Start LISTED RECORDS

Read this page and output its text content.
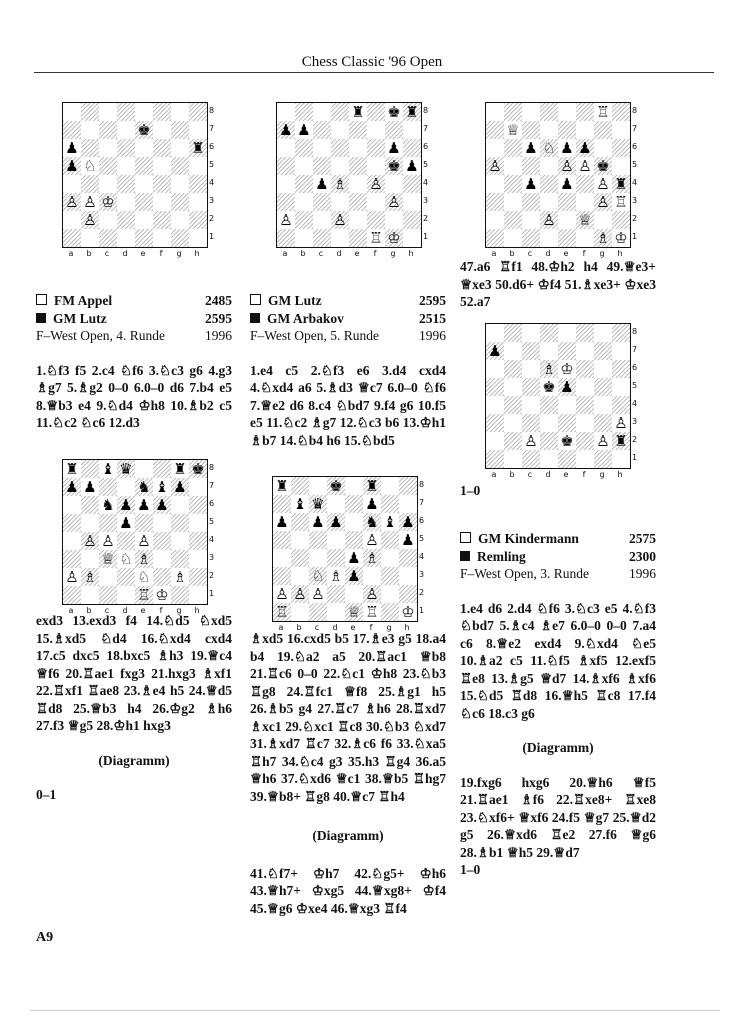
Chess Classic '96 Open
♚
♟	♜
♟ ♘
♙ ♙ ♔
♙
8
7
6
5
4
3
2
1
a	b	c	d	e	f	g	h
FM Appel	2485
GM Lutz	2595
F–West Open, 4. Runde	1996
1.♘f3 f5 2.c4 ♘f6 3.♘c3 g6 4.g3 ♗g7 5.♗g2 0–0 6.0–0 d6 7.b4 e5 8.♕b3 e4 9.♘d4 ♔h8 10.♗b2 c5 11.♘c2 ♘c6 12.d3
♜ ♝ ♛	♜ ♚
♟ ♟	♞ ♝ ♟
♞ ♟ ♟ ♟
♟
♙ ♙ ♙
♕ ♘ ♗
♙ ♗	♘ ♗
♖ ♔
8
7
6
5
4
3
2
1
a	b	c	d	e	f	g	h
exd3 13.exd3 f4 14.♘d5 ♘xd5 15.♗xd5 ♘d4 16.♘xd4 cxd4 17.c5 dxc5 18.bxc5 ♗h3 19.♕c4 ♕f6 20.♖ae1 fxg3 21.hxg3 ♗xf1 22.♖xf1 ♖ae8 23.♗e4 h5 24.♕d5 ♖d8 25.♕b3 h4 26.♔g2 ♗h6 27.f3 ♕g5 28.♔h1 hxg3
(Diagramm)
0–1
A9
♜ ♚ ♜
♟ ♟
♟
♚ ♟
♟ ♗ ♙
♙
♙	♙
♖ ♔
8
7
6
5
4
3
2
1
a	b	c	d	e	f	g	h
GM Lutz	2595
GM Arbakov	2515
F–West Open, 5. Runde	1996
1.e4 c5 2.♘f3 e6 3.d4 cxd4 4.♘xd4 a6 5.♗d3 ♕c7 6.0–0 ♘f6 7.♕e2 d6 8.c4 ♘bd7 9.f4 g6 10.f5 e5 11.♘c2 ♗g7 12.♘c3 b6 13.♔h1 ♗b7 14.♘b4 h6 15.♘bd5
♜	♚ ♜
♝ ♛	♟
♟ ♟ ♟ ♞ ♝ ♟
♙ ♟
♟ ♗
♘ ♗ ♟
♙ ♙ ♙	♙
♖	♕ ♖ ♔
8
7
6
5
4
3
2
1
a	b	c	d	e	f	g	h
♗xd5 16.cxd5 b5 17.♗e3 g5 18.a4 b4 19.♘a2 a5 20.♖ac1 ♕b8 21.♖c6 0–0 22.♘c1 ♔h8 23.♘b3 ♖g8 24.♖fc1 ♕f8 25.♗g1 h5 26.♗b5 g4 27.♖c7 ♗h6 28.♖xd7 ♗xc1 29.♘xc1 ♖c8 30.♘b3 ♘xd7 31.♗xd7 ♖c7 32.♗c6 f6 33.♘xa5 ♖h7 34.♘c4 g3 35.h3 ♖g4 36.a5 ♕h6 37.♘xd6 ♕c1 38.♕b5 ♖hg7 39.♕b8+ ♖g8 40.♕c7 ♖h4
(Diagramm)
41.♘f7+ ♔h7 42.♘g5+ ♔h6 43.♕h7+ ♔xg5 44.♕xg8+ ♔f4 45.♕g6 ♔xe4 46.♕xg3 ♖f4
♖
♕
♟ ♘ ♟ ♟
♙	♙ ♙ ♚
♟ ♟ ♙ ♜
♙ ♖
♙ ♕
♗ ♔
8
7
6
5
4
3
2
1
a	b	c	d	e	f	g	h
47.a6 ♖f1 48.♔h2 h4 49.♕e3+ ♕xe3 50.d6+ ♔f4 51.♗xe3+ ♔xe3 52.a7
♟
♗ ♔
♚ ♟
♙
♙ ♚ ♙ ♜
8
7
6
5
4
3
2
1
a	b	c	d	e	f	g	h
1–0
GM Kindermann	2575
Remling	2300
F–West Open, 3. Runde	1996
1.e4 d6 2.d4 ♘f6 3.♘c3 e5 4.♘f3 ♘bd7 5.♗c4 ♗e7 6.0–0 0–0 7.a4 c6 8.♕e2 exd4 9.♘xd4 ♘e5 10.♗a2 c5 11.♘f5 ♗xf5 12.exf5 ♖e8 13.♗g5 ♕d7 14.♗xf6 ♗xf6 15.♘d5 ♖d8 16.♕h5 ♖c8 17.f4 ♘c6 18.c3 g6
(Diagramm)
19.fxg6 hxg6 20.♕h6 ♕f5 21.♖ae1 ♗f6 22.♖xe8+ ♖xe8 23.♘xf6+ ♕xf6 24.f5 ♕g7 25.♕d2 g5 26.♕xd6 ♖e2 27.f6 ♕g6 28.♗b1 ♕h5 29.♕d7
1–0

End LISTED RECORDS

> [TASK DIRECTIONS] Would you set down the listing exactly, omitting pictures?

> [RESULT OF THIS TASK]
Read this page and output its text content.
Chess Classic '96 Open
♚
♟	♜
♟ ♘
♙ ♙ ♔
♙
8
7
6
5
4
3
2
1
a	b	c	d	e	f	g	h
FM Appel	2485
GM Lutz	2595
F–West Open, 4. Runde	1996
1.♘f3 f5 2.c4 ♘f6 3.♘c3 g6 4.g3 ♗g7 5.♗g2 0–0 6.0–0 d6 7.b4 e5 8.♕b3 e4 9.♘d4 ♔h8 10.♗b2 c5 11.♘c2 ♘c6 12.d3
♜ ♝ ♛	♜ ♚
♟ ♟	♞ ♝ ♟
♞ ♟ ♟ ♟
♟
♙ ♙ ♙
♕ ♘ ♗
♙ ♗	♘ ♗
♖ ♔
8
7
6
5
4
3
2
1
a	b	c	d	e	f	g	h
exd3 13.exd3 f4 14.♘d5 ♘xd5 15.♗xd5 ♘d4 16.♘xd4 cxd4 17.c5 dxc5 18.bxc5 ♗h3 19.♕c4 ♕f6 20.♖ae1 fxg3 21.hxg3 ♗xf1 22.♖xf1 ♖ae8 23.♗e4 h5 24.♕d5 ♖d8 25.♕b3 h4 26.♔g2 ♗h6 27.f3 ♕g5 28.♔h1 hxg3
(Diagramm)
0–1
A9
♜ ♚ ♜
♟ ♟
♟
♚ ♟
♟ ♗ ♙
♙
♙	♙
♖ ♔
8
7
6
5
4
3
2
1
a	b	c	d	e	f	g	h
GM Lutz	2595
GM Arbakov	2515
F–West Open, 5. Runde	1996
1.e4 c5 2.♘f3 e6 3.d4 cxd4 4.♘xd4 a6 5.♗d3 ♕c7 6.0–0 ♘f6 7.♕e2 d6 8.c4 ♘bd7 9.f4 g6 10.f5 e5 11.♘c2 ♗g7 12.♘c3 b6 13.♔h1 ♗b7 14.♘b4 h6 15.♘bd5
♜	♚ ♜
♝ ♛	♟
♟ ♟ ♟ ♞ ♝ ♟
♙ ♟
♟ ♗
♘ ♗ ♟
♙ ♙ ♙	♙
♖	♕ ♖ ♔
8
7
6
5
4
3
2
1
a	b	c	d	e	f	g	h
♗xd5 16.cxd5 b5 17.♗e3 g5 18.a4 b4 19.♘a2 a5 20.♖ac1 ♕b8 21.♖c6 0–0 22.♘c1 ♔h8 23.♘b3 ♖g8 24.♖fc1 ♕f8 25.♗g1 h5 26.♗b5 g4 27.♖c7 ♗h6 28.♖xd7 ♗xc1 29.♘xc1 ♖c8 30.♘b3 ♘xd7 31.♗xd7 ♖c7 32.♗c6 f6 33.♘xa5 ♖h7 34.♘c4 g3 35.h3 ♖g4 36.a5 ♕h6 37.♘xd6 ♕c1 38.♕b5 ♖hg7 39.♕b8+ ♖g8 40.♕c7 ♖h4
(Diagramm)
41.♘f7+ ♔h7 42.♘g5+ ♔h6 43.♕h7+ ♔xg5 44.♕xg8+ ♔f4 45.♕g6 ♔xe4 46.♕xg3 ♖f4
♖
♕
♟ ♘ ♟ ♟
♙	♙ ♙ ♚
♟ ♟ ♙ ♜
♙ ♖
♙ ♕
♗ ♔
8
7
6
5
4
3
2
1
a	b	c	d	e	f	g	h
47.a6 ♖f1 48.♔h2 h4 49.♕e3+ ♕xe3 50.d6+ ♔f4 51.♗xe3+ ♔xe3 52.a7
♟
♗ ♔
♚ ♟
♙
♙ ♚ ♙ ♜
8
7
6
5
4
3
2
1
a	b	c	d	e	f	g	h
1–0
GM Kindermann	2575
Remling	2300
F–West Open, 3. Runde	1996
1.e4 d6 2.d4 ♘f6 3.♘c3 e5 4.♘f3 ♘bd7 5.♗c4 ♗e7 6.0–0 0–0 7.a4 c6 8.♕e2 exd4 9.♘xd4 ♘e5 10.♗a2 c5 11.♘f5 ♗xf5 12.exf5 ♖e8 13.♗g5 ♕d7 14.♗xf6 ♗xf6 15.♘d5 ♖d8 16.♕h5 ♖c8 17.f4 ♘c6 18.c3 g6
(Diagramm)
19.fxg6 hxg6 20.♕h6 ♕f5 21.♖ae1 ♗f6 22.♖xe8+ ♖xe8 23.♘xf6+ ♕xf6 24.f5 ♕g7 25.♕d2 g5 26.♕xd6 ♖e2 27.f6 ♕g6 28.♗b1 ♕h5 29.♕d7
1–0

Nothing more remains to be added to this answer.